§ Given instruction
From the entries below, pull out each line where "xlabel" appears.

Excerpt from a dataset:
——

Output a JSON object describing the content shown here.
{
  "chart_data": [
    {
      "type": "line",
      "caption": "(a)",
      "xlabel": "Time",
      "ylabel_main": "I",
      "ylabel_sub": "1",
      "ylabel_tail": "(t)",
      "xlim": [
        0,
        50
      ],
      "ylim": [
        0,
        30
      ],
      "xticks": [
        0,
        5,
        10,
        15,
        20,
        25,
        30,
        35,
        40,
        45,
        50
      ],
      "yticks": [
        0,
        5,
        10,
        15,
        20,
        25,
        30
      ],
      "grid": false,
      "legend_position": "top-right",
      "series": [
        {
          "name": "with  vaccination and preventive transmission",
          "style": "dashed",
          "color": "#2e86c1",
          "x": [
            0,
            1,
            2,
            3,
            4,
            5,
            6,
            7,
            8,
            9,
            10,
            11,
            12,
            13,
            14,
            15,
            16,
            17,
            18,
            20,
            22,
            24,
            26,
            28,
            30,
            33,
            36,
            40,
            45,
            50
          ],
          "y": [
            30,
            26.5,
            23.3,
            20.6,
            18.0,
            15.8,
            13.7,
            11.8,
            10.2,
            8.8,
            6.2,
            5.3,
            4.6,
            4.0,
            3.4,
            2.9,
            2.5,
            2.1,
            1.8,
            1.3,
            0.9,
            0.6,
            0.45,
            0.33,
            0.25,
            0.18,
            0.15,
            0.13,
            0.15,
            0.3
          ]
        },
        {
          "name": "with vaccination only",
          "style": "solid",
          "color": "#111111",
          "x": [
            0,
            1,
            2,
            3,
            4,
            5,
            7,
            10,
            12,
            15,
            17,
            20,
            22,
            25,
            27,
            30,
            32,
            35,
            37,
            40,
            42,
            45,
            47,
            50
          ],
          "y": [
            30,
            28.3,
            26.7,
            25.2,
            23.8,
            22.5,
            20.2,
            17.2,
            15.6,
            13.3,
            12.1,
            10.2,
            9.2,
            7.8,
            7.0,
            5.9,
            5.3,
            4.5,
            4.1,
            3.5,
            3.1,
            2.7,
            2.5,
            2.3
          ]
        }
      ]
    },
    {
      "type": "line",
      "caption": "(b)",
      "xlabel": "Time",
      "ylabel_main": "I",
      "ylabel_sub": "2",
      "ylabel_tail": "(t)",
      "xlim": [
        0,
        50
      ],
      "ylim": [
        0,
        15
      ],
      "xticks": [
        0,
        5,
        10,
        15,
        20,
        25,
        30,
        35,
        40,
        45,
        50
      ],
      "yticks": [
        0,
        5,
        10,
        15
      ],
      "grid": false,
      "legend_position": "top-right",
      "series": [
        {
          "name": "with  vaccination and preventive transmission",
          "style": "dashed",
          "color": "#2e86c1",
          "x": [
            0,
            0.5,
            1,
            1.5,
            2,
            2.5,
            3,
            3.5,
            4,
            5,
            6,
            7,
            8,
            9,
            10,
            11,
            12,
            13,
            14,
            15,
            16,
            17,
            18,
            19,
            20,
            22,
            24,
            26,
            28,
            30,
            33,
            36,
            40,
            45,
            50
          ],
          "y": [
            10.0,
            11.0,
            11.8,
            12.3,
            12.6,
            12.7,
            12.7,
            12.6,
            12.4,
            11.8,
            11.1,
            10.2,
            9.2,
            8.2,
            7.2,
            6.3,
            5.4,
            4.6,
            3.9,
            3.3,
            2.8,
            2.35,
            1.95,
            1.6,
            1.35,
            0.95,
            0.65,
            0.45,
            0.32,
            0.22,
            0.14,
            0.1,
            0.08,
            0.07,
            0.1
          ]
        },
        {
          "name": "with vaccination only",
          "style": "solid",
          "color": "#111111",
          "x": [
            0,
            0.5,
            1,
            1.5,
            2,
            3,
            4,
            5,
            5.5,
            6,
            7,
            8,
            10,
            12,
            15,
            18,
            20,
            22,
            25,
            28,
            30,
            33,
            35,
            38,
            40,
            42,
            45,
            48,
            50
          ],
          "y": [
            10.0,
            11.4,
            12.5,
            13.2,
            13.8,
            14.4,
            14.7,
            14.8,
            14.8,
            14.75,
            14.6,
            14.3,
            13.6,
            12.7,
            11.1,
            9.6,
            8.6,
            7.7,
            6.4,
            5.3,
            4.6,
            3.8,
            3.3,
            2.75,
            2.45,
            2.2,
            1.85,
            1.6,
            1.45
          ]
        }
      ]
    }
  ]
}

——

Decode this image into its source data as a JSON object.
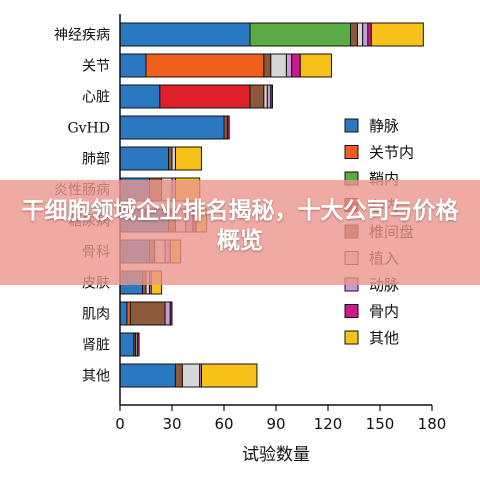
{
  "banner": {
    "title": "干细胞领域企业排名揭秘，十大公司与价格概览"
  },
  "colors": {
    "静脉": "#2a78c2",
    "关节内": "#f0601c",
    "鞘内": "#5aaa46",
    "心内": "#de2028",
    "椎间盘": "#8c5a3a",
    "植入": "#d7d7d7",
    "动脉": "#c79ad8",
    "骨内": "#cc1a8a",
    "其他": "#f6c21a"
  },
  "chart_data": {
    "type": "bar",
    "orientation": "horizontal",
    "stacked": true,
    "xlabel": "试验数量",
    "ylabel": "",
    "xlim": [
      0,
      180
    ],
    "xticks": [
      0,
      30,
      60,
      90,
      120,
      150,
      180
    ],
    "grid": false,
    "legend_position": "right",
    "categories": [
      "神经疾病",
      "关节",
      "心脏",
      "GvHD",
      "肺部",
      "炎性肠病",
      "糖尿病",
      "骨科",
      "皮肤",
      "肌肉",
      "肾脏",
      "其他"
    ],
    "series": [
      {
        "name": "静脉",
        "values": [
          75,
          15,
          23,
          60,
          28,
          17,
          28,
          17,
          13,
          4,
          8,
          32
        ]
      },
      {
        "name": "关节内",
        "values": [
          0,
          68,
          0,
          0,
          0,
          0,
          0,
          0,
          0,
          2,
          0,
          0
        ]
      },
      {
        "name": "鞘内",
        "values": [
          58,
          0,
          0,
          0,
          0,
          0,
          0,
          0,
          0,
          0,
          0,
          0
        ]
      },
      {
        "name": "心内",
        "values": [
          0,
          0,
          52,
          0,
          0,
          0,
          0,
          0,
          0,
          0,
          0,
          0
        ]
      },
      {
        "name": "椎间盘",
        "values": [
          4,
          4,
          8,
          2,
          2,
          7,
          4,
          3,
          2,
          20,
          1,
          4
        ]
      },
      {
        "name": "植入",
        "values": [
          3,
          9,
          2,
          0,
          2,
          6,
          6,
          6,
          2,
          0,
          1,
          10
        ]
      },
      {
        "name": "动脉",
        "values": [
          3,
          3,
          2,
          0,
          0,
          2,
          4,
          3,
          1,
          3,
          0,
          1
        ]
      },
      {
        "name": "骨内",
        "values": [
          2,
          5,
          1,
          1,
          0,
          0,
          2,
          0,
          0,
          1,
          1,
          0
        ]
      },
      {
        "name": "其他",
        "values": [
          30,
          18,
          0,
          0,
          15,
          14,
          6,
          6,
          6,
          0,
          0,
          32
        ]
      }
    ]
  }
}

——

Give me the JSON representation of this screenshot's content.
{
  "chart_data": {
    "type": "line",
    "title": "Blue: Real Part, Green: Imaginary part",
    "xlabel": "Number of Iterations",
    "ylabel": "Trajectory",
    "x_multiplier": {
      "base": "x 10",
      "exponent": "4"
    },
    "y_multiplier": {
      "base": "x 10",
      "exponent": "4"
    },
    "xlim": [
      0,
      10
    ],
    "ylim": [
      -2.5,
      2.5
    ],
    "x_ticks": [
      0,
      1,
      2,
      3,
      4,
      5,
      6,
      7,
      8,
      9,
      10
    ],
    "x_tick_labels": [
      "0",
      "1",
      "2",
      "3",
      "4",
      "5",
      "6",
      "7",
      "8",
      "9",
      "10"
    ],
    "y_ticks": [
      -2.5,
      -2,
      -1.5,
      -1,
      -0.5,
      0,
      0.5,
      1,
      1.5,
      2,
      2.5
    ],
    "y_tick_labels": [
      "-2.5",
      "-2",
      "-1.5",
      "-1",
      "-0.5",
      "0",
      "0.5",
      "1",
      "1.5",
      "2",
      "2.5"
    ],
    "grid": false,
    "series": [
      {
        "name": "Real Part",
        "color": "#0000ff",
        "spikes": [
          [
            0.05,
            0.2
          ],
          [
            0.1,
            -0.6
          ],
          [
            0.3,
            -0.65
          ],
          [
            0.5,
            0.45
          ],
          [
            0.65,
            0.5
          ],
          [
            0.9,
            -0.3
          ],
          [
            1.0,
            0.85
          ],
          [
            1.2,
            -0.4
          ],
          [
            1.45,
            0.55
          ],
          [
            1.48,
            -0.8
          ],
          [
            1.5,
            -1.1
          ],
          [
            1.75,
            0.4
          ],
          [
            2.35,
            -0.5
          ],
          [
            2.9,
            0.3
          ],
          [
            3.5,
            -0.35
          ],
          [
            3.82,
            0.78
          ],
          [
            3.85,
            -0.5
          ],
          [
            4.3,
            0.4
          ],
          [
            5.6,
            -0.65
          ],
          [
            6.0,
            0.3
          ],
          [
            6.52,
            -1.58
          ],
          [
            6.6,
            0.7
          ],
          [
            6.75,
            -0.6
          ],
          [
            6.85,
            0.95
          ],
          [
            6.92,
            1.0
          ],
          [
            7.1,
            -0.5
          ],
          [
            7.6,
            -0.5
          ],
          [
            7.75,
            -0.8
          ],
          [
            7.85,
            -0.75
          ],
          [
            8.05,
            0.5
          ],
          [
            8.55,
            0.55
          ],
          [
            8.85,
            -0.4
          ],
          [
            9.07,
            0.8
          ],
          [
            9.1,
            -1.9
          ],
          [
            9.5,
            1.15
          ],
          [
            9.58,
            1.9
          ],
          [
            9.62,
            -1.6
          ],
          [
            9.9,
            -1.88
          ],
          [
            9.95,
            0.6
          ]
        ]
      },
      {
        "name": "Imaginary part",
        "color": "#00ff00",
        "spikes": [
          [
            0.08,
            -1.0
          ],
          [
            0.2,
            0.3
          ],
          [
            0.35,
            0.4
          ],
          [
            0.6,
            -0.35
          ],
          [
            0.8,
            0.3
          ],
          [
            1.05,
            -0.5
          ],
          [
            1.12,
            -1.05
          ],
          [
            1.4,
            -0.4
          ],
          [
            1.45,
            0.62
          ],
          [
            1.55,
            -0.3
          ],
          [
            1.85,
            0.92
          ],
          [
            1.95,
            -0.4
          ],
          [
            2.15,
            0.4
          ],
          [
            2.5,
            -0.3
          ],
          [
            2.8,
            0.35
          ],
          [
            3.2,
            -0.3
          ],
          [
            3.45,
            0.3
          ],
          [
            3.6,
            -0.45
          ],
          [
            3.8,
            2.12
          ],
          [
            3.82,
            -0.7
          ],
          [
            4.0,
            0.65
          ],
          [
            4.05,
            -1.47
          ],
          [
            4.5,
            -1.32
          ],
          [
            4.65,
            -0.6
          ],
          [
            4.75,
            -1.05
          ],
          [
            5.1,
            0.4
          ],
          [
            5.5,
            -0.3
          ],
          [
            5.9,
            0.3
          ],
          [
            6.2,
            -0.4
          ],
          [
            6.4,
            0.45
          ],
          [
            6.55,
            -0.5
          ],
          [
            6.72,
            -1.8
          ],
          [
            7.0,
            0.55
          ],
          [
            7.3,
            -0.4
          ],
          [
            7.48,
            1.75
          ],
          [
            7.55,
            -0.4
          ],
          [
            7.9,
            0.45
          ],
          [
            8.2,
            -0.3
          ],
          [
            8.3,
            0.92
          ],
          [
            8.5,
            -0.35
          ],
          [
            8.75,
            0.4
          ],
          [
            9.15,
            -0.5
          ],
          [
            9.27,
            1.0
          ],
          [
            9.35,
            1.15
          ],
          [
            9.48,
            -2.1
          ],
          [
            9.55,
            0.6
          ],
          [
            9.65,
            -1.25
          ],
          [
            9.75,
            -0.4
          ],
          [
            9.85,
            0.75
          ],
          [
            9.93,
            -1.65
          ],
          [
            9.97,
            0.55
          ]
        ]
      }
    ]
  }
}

——

§ Written reply
      "xlabel": "Time",
      "xlabel": "Time",
    "xlabel": "试验数量",
    "xlabel": "Number of Iterations",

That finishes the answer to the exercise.